→ **EXERCISE DETAILS**:
Read the entries below and pull out each line with the string "right".

→ **ENTRIES**:
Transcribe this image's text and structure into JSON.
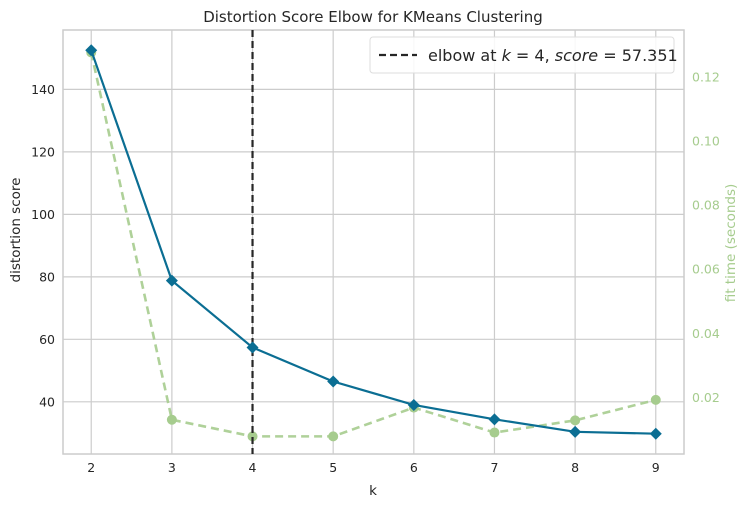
{
  "chart_data": {
    "type": "line",
    "title": "Distortion Score Elbow for KMeans Clustering",
    "xlabel": "k",
    "ylabel": "distortion score",
    "y2label": "fit time (seconds)",
    "x": [
      2,
      3,
      4,
      5,
      6,
      7,
      8,
      9
    ],
    "xticks": [
      "2",
      "3",
      "4",
      "5",
      "6",
      "7",
      "8",
      "9"
    ],
    "xlim": [
      1.65,
      9.35
    ],
    "ylim": [
      23.3,
      159.0
    ],
    "yticks": [
      40,
      60,
      80,
      100,
      120,
      140
    ],
    "y2lim": [
      0.0023,
      0.1347
    ],
    "y2ticks": [
      "0.02",
      "0.04",
      "0.06",
      "0.08",
      "0.10",
      "0.12"
    ],
    "y2tick_values": [
      0.02,
      0.04,
      0.06,
      0.08,
      0.1,
      0.12
    ],
    "series": [
      {
        "axis": "left",
        "color": "#0b6e93",
        "values": [
          152.5,
          78.8,
          57.4,
          46.5,
          39.0,
          34.4,
          30.4,
          29.8
        ]
      },
      {
        "axis": "right",
        "color": "#a6cc8e",
        "values": [
          0.1277,
          0.013,
          0.0078,
          0.0078,
          0.0168,
          0.009,
          0.0128,
          0.0192
        ]
      }
    ],
    "elbow": {
      "k": 4,
      "legend_prefix": "elbow at ",
      "legend_k": "k",
      "legend_mid": " = 4, ",
      "legend_score": "score",
      "legend_suffix": " = 57.351"
    },
    "grid": true,
    "legend_position": "top-right"
  }
}
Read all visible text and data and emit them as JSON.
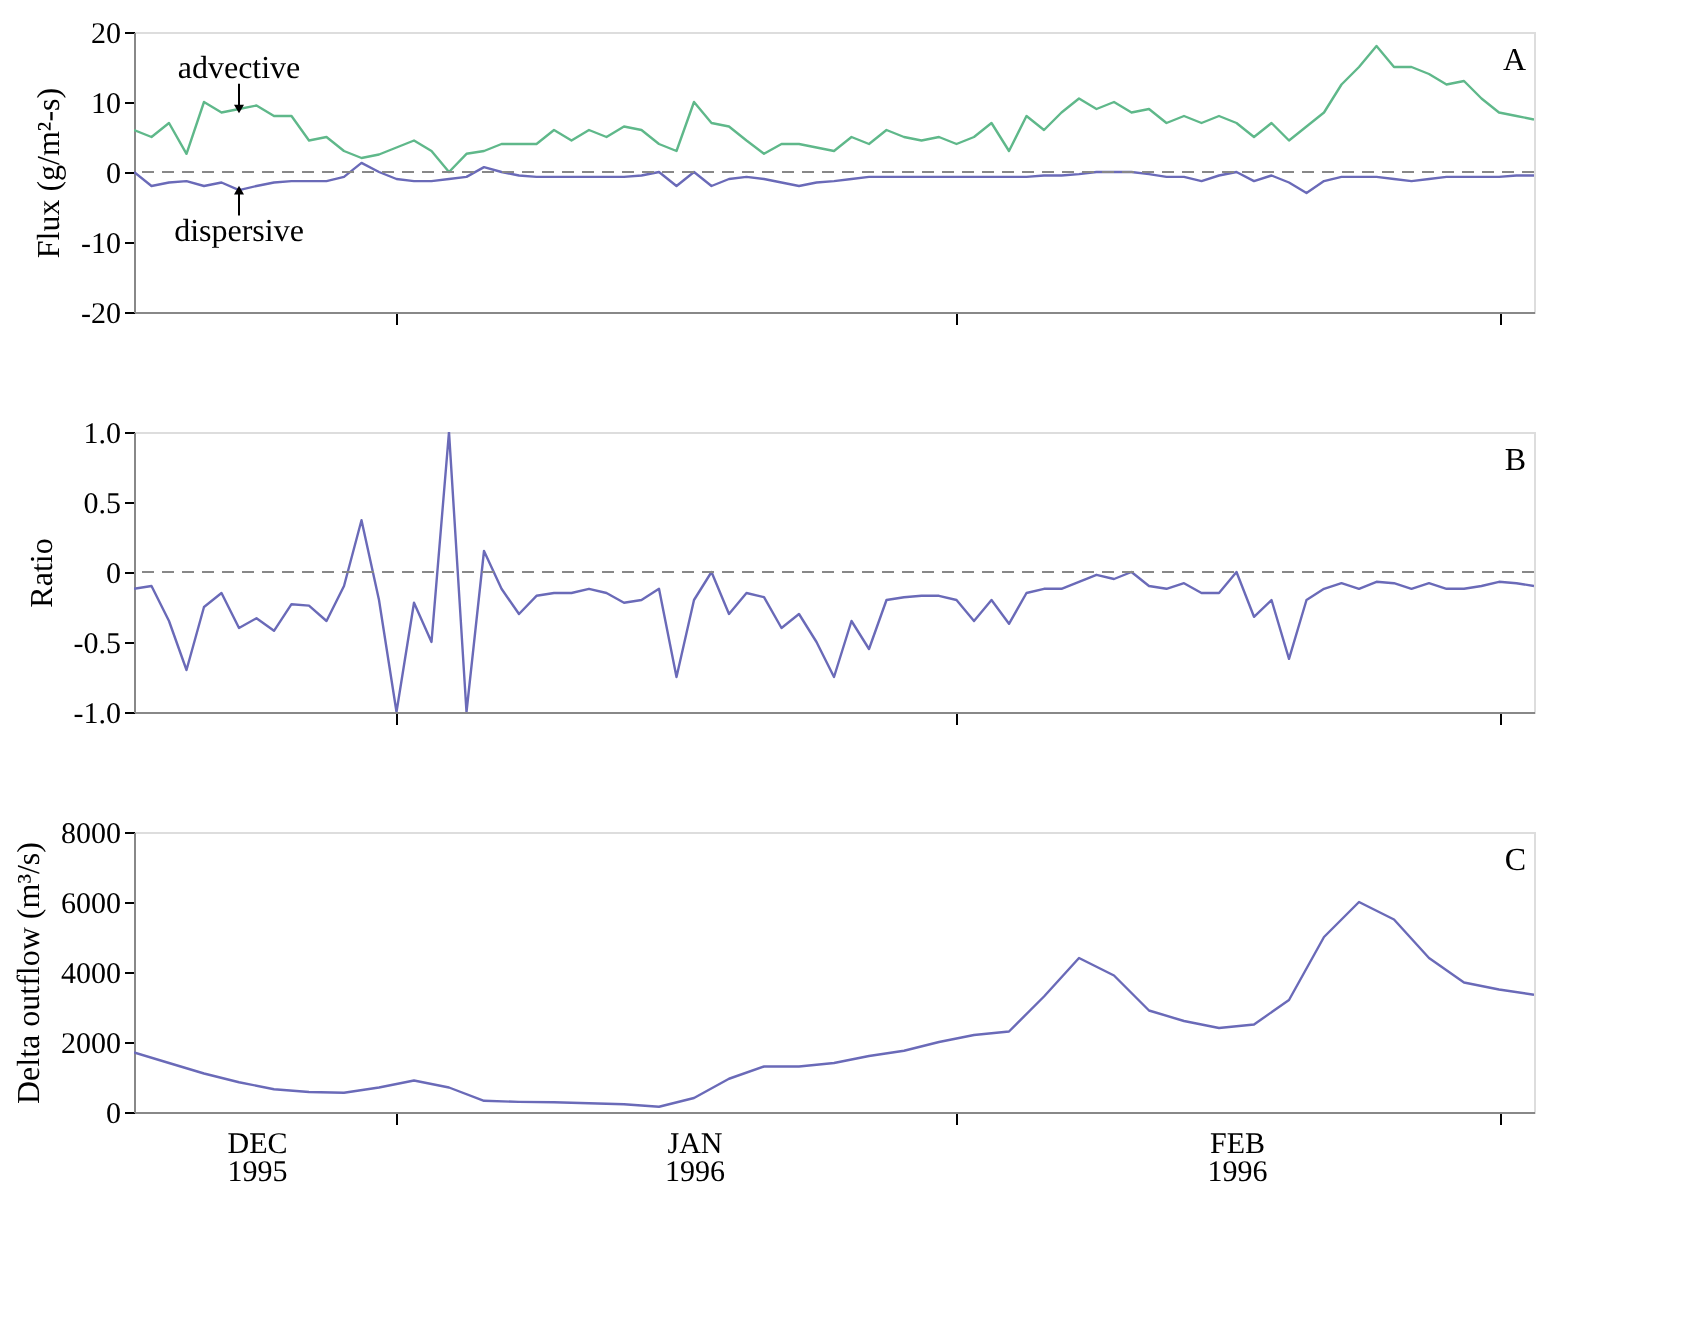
{
  "chart_data": [
    {
      "type": "line",
      "ylabel": "Flux (g/m²-s)",
      "xlim": [
        "1995-11-30",
        "1996-02-18"
      ],
      "ylim": [
        -20,
        20
      ],
      "yticks": [
        -20,
        -10,
        0,
        10,
        20
      ],
      "tick_labels": "y",
      "grid": false,
      "marker": "none",
      "line_style": "solid",
      "xticks": [
        {
          "value": "1995-12-15",
          "label": null
        },
        {
          "value": "1996-01-16",
          "label": null
        },
        {
          "value": "1996-02-16",
          "label": null
        }
      ],
      "x": [
        "1995-11-30",
        "1995-12-01",
        "1995-12-02",
        "1995-12-03",
        "1995-12-04",
        "1995-12-05",
        "1995-12-06",
        "1995-12-07",
        "1995-12-08",
        "1995-12-09",
        "1995-12-10",
        "1995-12-11",
        "1995-12-12",
        "1995-12-13",
        "1995-12-14",
        "1995-12-15",
        "1995-12-16",
        "1995-12-17",
        "1995-12-18",
        "1995-12-19",
        "1995-12-20",
        "1995-12-21",
        "1995-12-22",
        "1995-12-23",
        "1995-12-24",
        "1995-12-25",
        "1995-12-26",
        "1995-12-27",
        "1995-12-28",
        "1995-12-29",
        "1995-12-30",
        "1995-12-31",
        "1996-01-01",
        "1996-01-02",
        "1996-01-03",
        "1996-01-04",
        "1996-01-05",
        "1996-01-06",
        "1996-01-07",
        "1996-01-08",
        "1996-01-09",
        "1996-01-10",
        "1996-01-11",
        "1996-01-12",
        "1996-01-13",
        "1996-01-14",
        "1996-01-15",
        "1996-01-16",
        "1996-01-17",
        "1996-01-18",
        "1996-01-19",
        "1996-01-20",
        "1996-01-21",
        "1996-01-22",
        "1996-01-23",
        "1996-01-24",
        "1996-01-25",
        "1996-01-26",
        "1996-01-27",
        "1996-01-28",
        "1996-01-29",
        "1996-01-30",
        "1996-01-31",
        "1996-02-01",
        "1996-02-02",
        "1996-02-03",
        "1996-02-04",
        "1996-02-05",
        "1996-02-06",
        "1996-02-07",
        "1996-02-08",
        "1996-02-09",
        "1996-02-10",
        "1996-02-11",
        "1996-02-12",
        "1996-02-13",
        "1996-02-14",
        "1996-02-15",
        "1996-02-16",
        "1996-02-17",
        "1996-02-18"
      ],
      "series": [
        {
          "color": "#5fb88a",
          "values": [
            6,
            5,
            7,
            2.6,
            10,
            8.5,
            9,
            9.5,
            8,
            8,
            4.5,
            5,
            3,
            2,
            2.5,
            3.5,
            4.5,
            3,
            0,
            2.6,
            3,
            4,
            4,
            4,
            6,
            4.5,
            6,
            5,
            6.5,
            6,
            4,
            3,
            10,
            7,
            6.5,
            4.5,
            2.6,
            4,
            4,
            3.5,
            3,
            5,
            4,
            6,
            5,
            4.5,
            5,
            4,
            5,
            7,
            3,
            8,
            6,
            8.5,
            10.5,
            9,
            10,
            8.5,
            9,
            7,
            8,
            7,
            8,
            7,
            5,
            7,
            4.5,
            6.5,
            8.5,
            12.5,
            15,
            18,
            15,
            15,
            14,
            12.5,
            13,
            10.5,
            8.5,
            8,
            7.5
          ]
        },
        {
          "color": "#6a6ab8",
          "values": [
            0,
            -2,
            -1.5,
            -1.3,
            -2,
            -1.5,
            -2.6,
            -2,
            -1.5,
            -1.3,
            -1.3,
            -1.3,
            -0.7,
            1.3,
            0,
            -1,
            -1.3,
            -1.3,
            -1,
            -0.7,
            0.7,
            0,
            -0.5,
            -0.7,
            -0.7,
            -0.7,
            -0.7,
            -0.7,
            -0.7,
            -0.5,
            0,
            -2,
            0,
            -2,
            -1,
            -0.7,
            -1,
            -1.5,
            -2,
            -1.5,
            -1.3,
            -1,
            -0.7,
            -0.7,
            -0.7,
            -0.7,
            -0.7,
            -0.7,
            -0.7,
            -0.7,
            -0.7,
            -0.7,
            -0.5,
            -0.5,
            -0.3,
            0,
            0,
            0,
            -0.3,
            -0.7,
            -0.7,
            -1.3,
            -0.5,
            0,
            -1.3,
            -0.5,
            -1.5,
            -3,
            -1.3,
            -0.7,
            -0.7,
            -0.7,
            -1,
            -1.3,
            -1,
            -0.7,
            -0.7,
            -0.7,
            -0.7,
            -0.5,
            -0.5
          ]
        }
      ],
      "ref_lines": [
        {
          "axis": "y",
          "value": 0,
          "color": "#888888",
          "line_style": "dashed"
        }
      ],
      "annotations": [
        {
          "text": "advective",
          "x": "1995-12-06",
          "y": 9
        },
        {
          "text": "dispersive",
          "x": "1995-12-06",
          "y": -2.6
        },
        "A"
      ]
    },
    {
      "type": "line",
      "ylabel": "Ratio",
      "xlim": [
        "1995-11-30",
        "1996-02-18"
      ],
      "ylim": [
        -1.0,
        1.0
      ],
      "yticks": [
        {
          "value": -1.0,
          "label": "-1.0"
        },
        -0.5,
        0,
        0.5,
        {
          "value": 1.0,
          "label": "1.0"
        }
      ],
      "tick_labels": "y",
      "grid": false,
      "marker": "none",
      "line_style": "solid",
      "xticks": [
        {
          "value": "1995-12-15",
          "label": null
        },
        {
          "value": "1996-01-16",
          "label": null
        },
        {
          "value": "1996-02-16",
          "label": null
        }
      ],
      "x": [
        "1995-11-30",
        "1995-12-01",
        "1995-12-02",
        "1995-12-03",
        "1995-12-04",
        "1995-12-05",
        "1995-12-06",
        "1995-12-07",
        "1995-12-08",
        "1995-12-09",
        "1995-12-10",
        "1995-12-11",
        "1995-12-12",
        "1995-12-13",
        "1995-12-14",
        "1995-12-15",
        "1995-12-16",
        "1995-12-17",
        "1995-12-18",
        "1995-12-19",
        "1995-12-20",
        "1995-12-21",
        "1995-12-22",
        "1995-12-23",
        "1995-12-24",
        "1995-12-25",
        "1995-12-26",
        "1995-12-27",
        "1995-12-28",
        "1995-12-29",
        "1995-12-30",
        "1995-12-31",
        "1996-01-01",
        "1996-01-02",
        "1996-01-03",
        "1996-01-04",
        "1996-01-05",
        "1996-01-06",
        "1996-01-07",
        "1996-01-08",
        "1996-01-09",
        "1996-01-10",
        "1996-01-11",
        "1996-01-12",
        "1996-01-13",
        "1996-01-14",
        "1996-01-15",
        "1996-01-16",
        "1996-01-17",
        "1996-01-18",
        "1996-01-19",
        "1996-01-20",
        "1996-01-21",
        "1996-01-22",
        "1996-01-23",
        "1996-01-24",
        "1996-01-25",
        "1996-01-26",
        "1996-01-27",
        "1996-01-28",
        "1996-01-29",
        "1996-01-30",
        "1996-01-31",
        "1996-02-01",
        "1996-02-02",
        "1996-02-03",
        "1996-02-04",
        "1996-02-05",
        "1996-02-06",
        "1996-02-07",
        "1996-02-08",
        "1996-02-09",
        "1996-02-10",
        "1996-02-11",
        "1996-02-12",
        "1996-02-13",
        "1996-02-14",
        "1996-02-15",
        "1996-02-16",
        "1996-02-17",
        "1996-02-18"
      ],
      "series": [
        {
          "color": "#6a6ab8",
          "values": [
            -0.12,
            -0.1,
            -0.35,
            -0.7,
            -0.25,
            -0.15,
            -0.4,
            -0.33,
            -0.42,
            -0.23,
            -0.24,
            -0.35,
            -0.1,
            0.37,
            -0.2,
            -1.0,
            -0.22,
            -0.5,
            1.0,
            -1.0,
            0.15,
            -0.12,
            -0.3,
            -0.17,
            -0.15,
            -0.15,
            -0.12,
            -0.15,
            -0.22,
            -0.2,
            -0.12,
            -0.75,
            -0.2,
            0.0,
            -0.3,
            -0.15,
            -0.18,
            -0.4,
            -0.3,
            -0.5,
            -0.75,
            -0.35,
            -0.55,
            -0.2,
            -0.18,
            -0.17,
            -0.17,
            -0.2,
            -0.35,
            -0.2,
            -0.37,
            -0.15,
            -0.12,
            -0.12,
            -0.07,
            -0.02,
            -0.05,
            0.0,
            -0.1,
            -0.12,
            -0.08,
            -0.15,
            -0.15,
            0.0,
            -0.32,
            -0.2,
            -0.62,
            -0.2,
            -0.12,
            -0.08,
            -0.12,
            -0.07,
            -0.08,
            -0.12,
            -0.08,
            -0.12,
            -0.12,
            -0.1,
            -0.07,
            -0.08,
            -0.1
          ]
        }
      ],
      "ref_lines": [
        {
          "axis": "y",
          "value": 0,
          "color": "#888888",
          "line_style": "dashed"
        }
      ],
      "annotations": [
        "B"
      ]
    },
    {
      "type": "line",
      "ylabel": "Delta outflow (m³/s)",
      "xlim": [
        "1995-11-30",
        "1996-02-18"
      ],
      "ylim": [
        0,
        8000
      ],
      "yticks": [
        0,
        2000,
        4000,
        6000,
        8000
      ],
      "grid": false,
      "marker": "none",
      "line_style": "solid",
      "xticks": [
        {
          "value": "1995-12-07",
          "label": "DEC 1995"
        },
        {
          "value": "1995-12-15",
          "label": null
        },
        {
          "value": "1996-01-01",
          "label": "JAN 1996"
        },
        {
          "value": "1996-01-16",
          "label": null
        },
        {
          "value": "1996-02-01",
          "label": "FEB 1996"
        },
        {
          "value": "1996-02-16",
          "label": null
        }
      ],
      "x": [
        "1995-11-30",
        "1995-12-02",
        "1995-12-04",
        "1995-12-06",
        "1995-12-08",
        "1995-12-10",
        "1995-12-12",
        "1995-12-14",
        "1995-12-16",
        "1995-12-18",
        "1995-12-20",
        "1995-12-22",
        "1995-12-24",
        "1995-12-26",
        "1995-12-28",
        "1995-12-30",
        "1996-01-01",
        "1996-01-03",
        "1996-01-05",
        "1996-01-07",
        "1996-01-09",
        "1996-01-11",
        "1996-01-13",
        "1996-01-15",
        "1996-01-17",
        "1996-01-19",
        "1996-01-21",
        "1996-01-23",
        "1996-01-25",
        "1996-01-27",
        "1996-01-29",
        "1996-01-31",
        "1996-02-02",
        "1996-02-04",
        "1996-02-06",
        "1996-02-08",
        "1996-02-10",
        "1996-02-12",
        "1996-02-14",
        "1996-02-16",
        "1996-02-18"
      ],
      "series": [
        {
          "color": "#6a6ab8",
          "values": [
            1700,
            1400,
            1100,
            850,
            650,
            570,
            550,
            700,
            900,
            700,
            320,
            290,
            280,
            250,
            220,
            150,
            400,
            950,
            1300,
            1300,
            1400,
            1600,
            1750,
            2000,
            2200,
            2300,
            3300,
            4400,
            3900,
            2900,
            2600,
            2400,
            2500,
            3200,
            5000,
            6000,
            5500,
            4400,
            3700,
            3500,
            3350
          ]
        }
      ],
      "annotations": [
        "C"
      ]
    }
  ]
}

→ **OUTPUT FOR THIS EXERCISE**:
        "axis": "right",
    "legend_position": "top-right"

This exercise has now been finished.